What you have to do — Lines holding the string "venda" are the ones to copy from this listing.

Source data

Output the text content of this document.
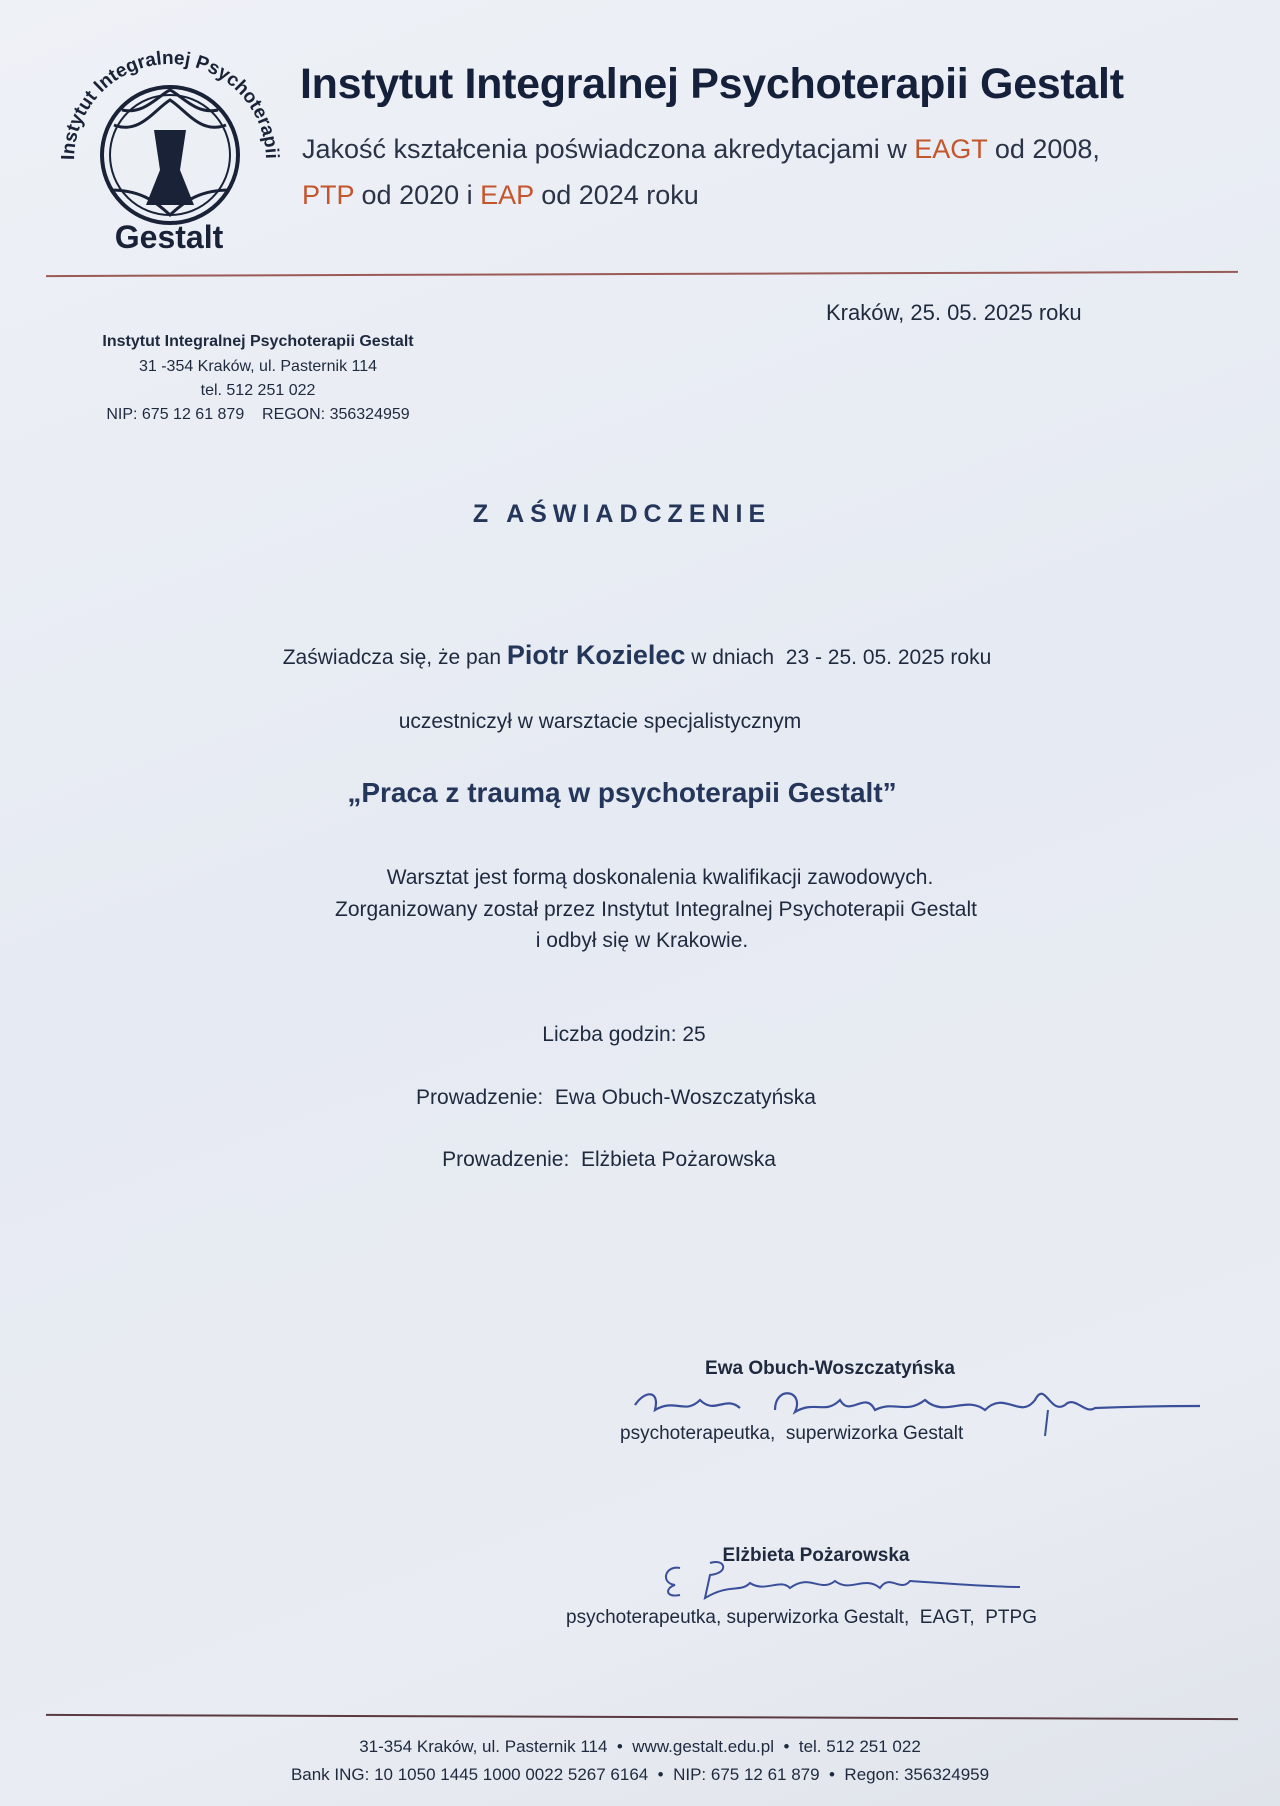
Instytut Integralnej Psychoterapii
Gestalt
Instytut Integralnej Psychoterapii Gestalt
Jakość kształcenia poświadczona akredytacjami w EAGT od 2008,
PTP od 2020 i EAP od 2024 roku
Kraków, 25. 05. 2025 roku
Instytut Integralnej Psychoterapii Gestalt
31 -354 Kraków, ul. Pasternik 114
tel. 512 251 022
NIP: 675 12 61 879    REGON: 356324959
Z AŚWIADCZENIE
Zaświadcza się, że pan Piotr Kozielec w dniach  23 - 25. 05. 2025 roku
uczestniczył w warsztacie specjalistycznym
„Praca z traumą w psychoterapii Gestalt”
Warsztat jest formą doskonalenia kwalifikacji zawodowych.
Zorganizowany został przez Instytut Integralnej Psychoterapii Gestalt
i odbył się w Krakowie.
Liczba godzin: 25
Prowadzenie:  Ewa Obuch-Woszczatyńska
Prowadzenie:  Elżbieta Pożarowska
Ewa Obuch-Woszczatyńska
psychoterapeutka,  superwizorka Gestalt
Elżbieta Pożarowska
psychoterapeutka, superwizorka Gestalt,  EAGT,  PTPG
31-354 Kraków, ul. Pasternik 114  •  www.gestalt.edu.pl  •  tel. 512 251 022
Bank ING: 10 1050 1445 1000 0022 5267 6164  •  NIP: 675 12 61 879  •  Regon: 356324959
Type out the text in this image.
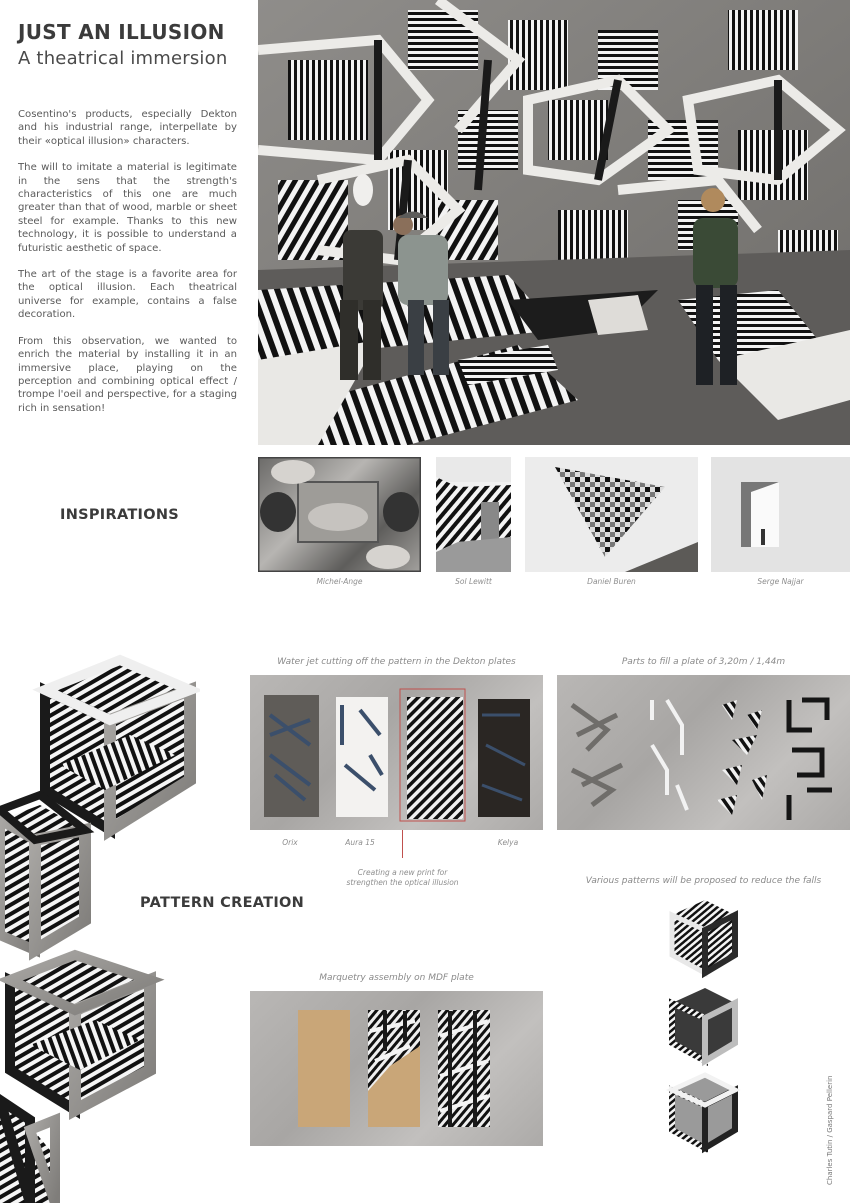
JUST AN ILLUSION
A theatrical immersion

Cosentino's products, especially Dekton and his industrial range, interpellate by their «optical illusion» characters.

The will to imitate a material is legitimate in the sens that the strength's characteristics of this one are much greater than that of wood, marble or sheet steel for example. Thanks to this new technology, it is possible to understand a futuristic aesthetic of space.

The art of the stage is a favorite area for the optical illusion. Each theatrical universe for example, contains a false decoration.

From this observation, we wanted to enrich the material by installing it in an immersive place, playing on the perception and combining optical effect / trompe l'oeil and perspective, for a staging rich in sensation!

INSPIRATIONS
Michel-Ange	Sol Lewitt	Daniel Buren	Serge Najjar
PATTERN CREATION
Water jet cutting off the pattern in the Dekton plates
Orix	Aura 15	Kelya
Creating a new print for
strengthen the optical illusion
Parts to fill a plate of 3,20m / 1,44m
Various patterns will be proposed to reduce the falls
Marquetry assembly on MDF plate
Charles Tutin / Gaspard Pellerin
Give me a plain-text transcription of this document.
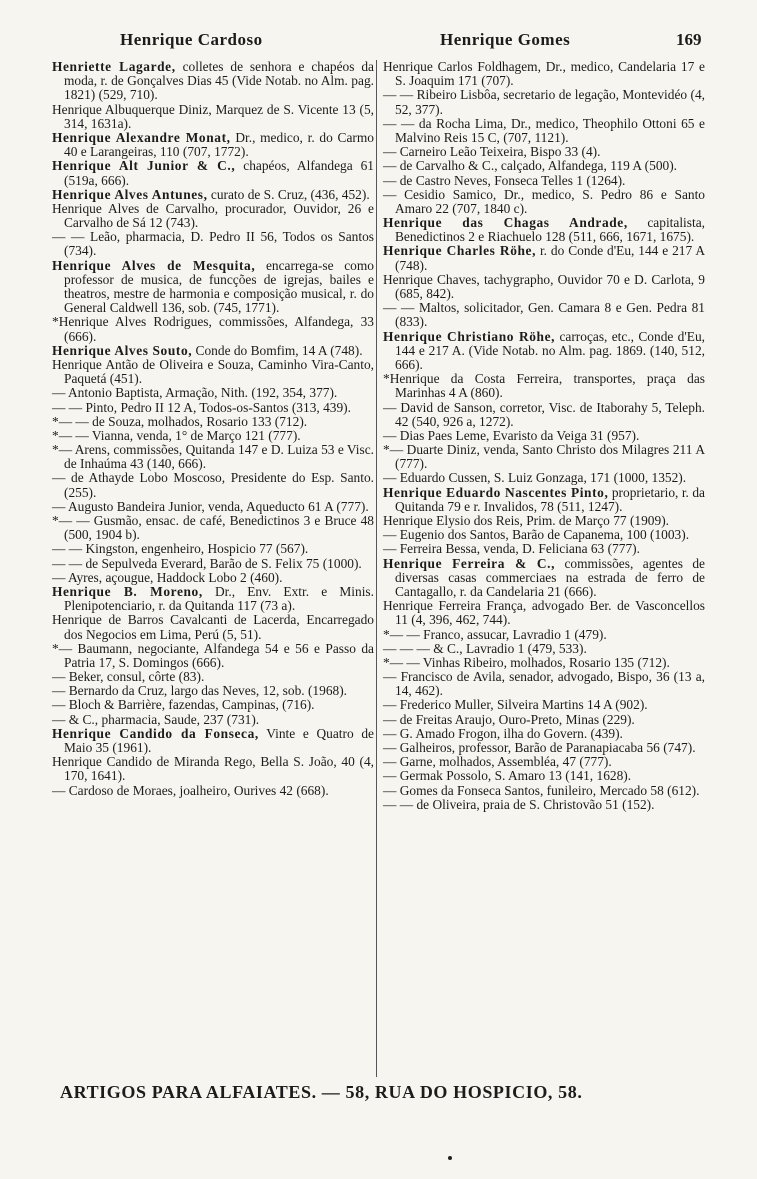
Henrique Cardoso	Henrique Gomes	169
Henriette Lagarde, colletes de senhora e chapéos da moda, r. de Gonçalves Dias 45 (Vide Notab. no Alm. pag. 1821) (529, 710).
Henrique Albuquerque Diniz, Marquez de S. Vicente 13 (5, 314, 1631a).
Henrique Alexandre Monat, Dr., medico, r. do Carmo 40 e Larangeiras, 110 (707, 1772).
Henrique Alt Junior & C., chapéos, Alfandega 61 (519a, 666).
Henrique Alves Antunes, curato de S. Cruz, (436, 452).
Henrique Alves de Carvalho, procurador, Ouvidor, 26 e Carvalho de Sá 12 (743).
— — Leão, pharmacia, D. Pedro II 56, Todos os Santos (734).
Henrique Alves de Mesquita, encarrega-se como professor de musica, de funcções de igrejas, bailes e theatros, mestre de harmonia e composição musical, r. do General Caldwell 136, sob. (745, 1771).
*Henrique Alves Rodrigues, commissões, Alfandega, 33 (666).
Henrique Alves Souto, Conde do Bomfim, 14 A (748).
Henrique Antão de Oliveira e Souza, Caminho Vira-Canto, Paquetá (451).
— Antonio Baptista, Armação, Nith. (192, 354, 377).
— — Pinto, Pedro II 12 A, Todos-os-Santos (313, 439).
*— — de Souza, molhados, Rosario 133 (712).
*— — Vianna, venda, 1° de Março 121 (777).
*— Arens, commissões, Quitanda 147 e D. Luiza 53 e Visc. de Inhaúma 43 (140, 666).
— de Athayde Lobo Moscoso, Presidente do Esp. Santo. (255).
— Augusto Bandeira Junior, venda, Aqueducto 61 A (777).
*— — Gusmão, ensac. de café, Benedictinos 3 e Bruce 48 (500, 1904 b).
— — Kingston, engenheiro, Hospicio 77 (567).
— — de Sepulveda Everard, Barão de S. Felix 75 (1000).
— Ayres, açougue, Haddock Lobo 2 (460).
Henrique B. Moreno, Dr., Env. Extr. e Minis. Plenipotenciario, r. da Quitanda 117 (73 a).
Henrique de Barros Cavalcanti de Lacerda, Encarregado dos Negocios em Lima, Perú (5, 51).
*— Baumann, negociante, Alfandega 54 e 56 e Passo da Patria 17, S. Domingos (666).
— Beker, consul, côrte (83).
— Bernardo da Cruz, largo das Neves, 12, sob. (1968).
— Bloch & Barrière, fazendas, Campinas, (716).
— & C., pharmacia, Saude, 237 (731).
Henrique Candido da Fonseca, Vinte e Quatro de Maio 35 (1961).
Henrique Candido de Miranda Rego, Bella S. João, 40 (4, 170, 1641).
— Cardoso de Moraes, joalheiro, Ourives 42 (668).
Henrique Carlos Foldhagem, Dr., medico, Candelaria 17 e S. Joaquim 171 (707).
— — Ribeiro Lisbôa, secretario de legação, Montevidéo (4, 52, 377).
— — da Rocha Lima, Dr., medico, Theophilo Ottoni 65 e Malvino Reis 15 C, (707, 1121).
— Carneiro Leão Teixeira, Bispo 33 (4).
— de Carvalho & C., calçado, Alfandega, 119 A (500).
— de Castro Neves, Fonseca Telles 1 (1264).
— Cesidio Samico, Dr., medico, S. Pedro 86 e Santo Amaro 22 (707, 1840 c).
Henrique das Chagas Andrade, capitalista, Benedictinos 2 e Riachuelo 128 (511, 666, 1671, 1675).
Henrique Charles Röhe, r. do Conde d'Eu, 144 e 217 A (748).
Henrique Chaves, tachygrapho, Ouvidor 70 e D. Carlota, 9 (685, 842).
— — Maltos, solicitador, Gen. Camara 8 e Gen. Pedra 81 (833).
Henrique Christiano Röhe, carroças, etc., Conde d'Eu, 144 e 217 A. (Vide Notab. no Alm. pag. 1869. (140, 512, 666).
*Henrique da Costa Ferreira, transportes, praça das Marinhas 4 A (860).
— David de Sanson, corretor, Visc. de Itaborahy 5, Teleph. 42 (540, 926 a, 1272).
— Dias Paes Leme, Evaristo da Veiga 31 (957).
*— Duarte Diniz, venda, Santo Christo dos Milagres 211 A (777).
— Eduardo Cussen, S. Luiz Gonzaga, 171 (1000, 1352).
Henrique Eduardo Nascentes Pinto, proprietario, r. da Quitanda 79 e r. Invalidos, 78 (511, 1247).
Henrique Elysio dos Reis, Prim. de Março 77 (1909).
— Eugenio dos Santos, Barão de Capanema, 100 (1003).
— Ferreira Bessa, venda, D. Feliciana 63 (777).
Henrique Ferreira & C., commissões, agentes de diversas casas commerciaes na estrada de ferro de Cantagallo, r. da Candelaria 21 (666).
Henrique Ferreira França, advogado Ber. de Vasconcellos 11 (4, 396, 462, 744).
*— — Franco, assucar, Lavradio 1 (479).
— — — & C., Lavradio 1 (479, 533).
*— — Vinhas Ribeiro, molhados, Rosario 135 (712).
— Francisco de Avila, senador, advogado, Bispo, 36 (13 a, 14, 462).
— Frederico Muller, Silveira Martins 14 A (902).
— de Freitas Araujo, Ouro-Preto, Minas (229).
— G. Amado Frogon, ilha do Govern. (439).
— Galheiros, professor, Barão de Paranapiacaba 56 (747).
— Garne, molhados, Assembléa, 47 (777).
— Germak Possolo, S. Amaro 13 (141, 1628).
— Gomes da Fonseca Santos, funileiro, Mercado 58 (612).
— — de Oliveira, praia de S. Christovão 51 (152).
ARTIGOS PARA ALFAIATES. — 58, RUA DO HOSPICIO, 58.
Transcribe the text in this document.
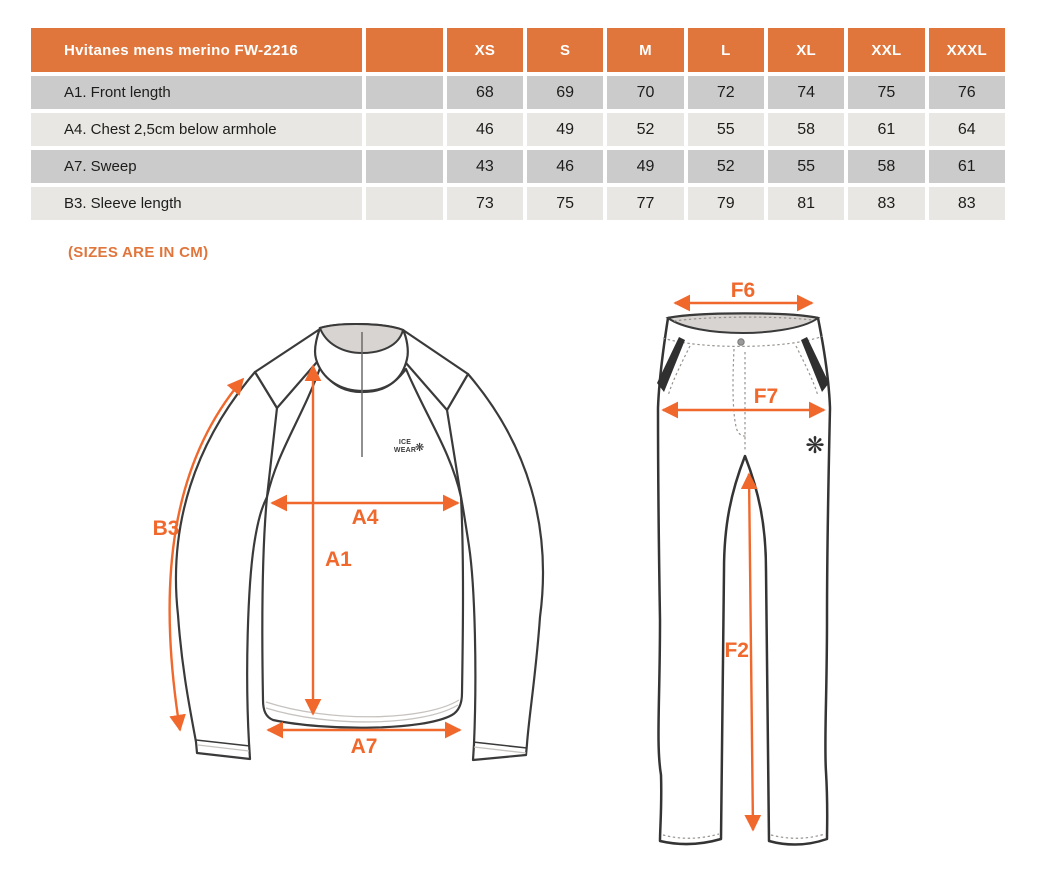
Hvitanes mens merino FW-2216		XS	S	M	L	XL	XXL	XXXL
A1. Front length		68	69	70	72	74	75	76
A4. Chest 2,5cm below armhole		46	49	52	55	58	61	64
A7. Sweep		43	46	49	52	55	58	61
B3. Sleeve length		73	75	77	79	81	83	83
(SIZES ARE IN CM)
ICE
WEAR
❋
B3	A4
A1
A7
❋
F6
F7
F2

Exercise response —
*— — Vianna, venda, 1° de Março 121 (777).
— Augusto Bandeira Junior, venda, Aqueducto 61 A (777).
*— Duarte Diniz, venda, Santo Christo dos Milagres 211 A (777).
— Ferreira Bessa, venda, D. Feliciana 63 (777).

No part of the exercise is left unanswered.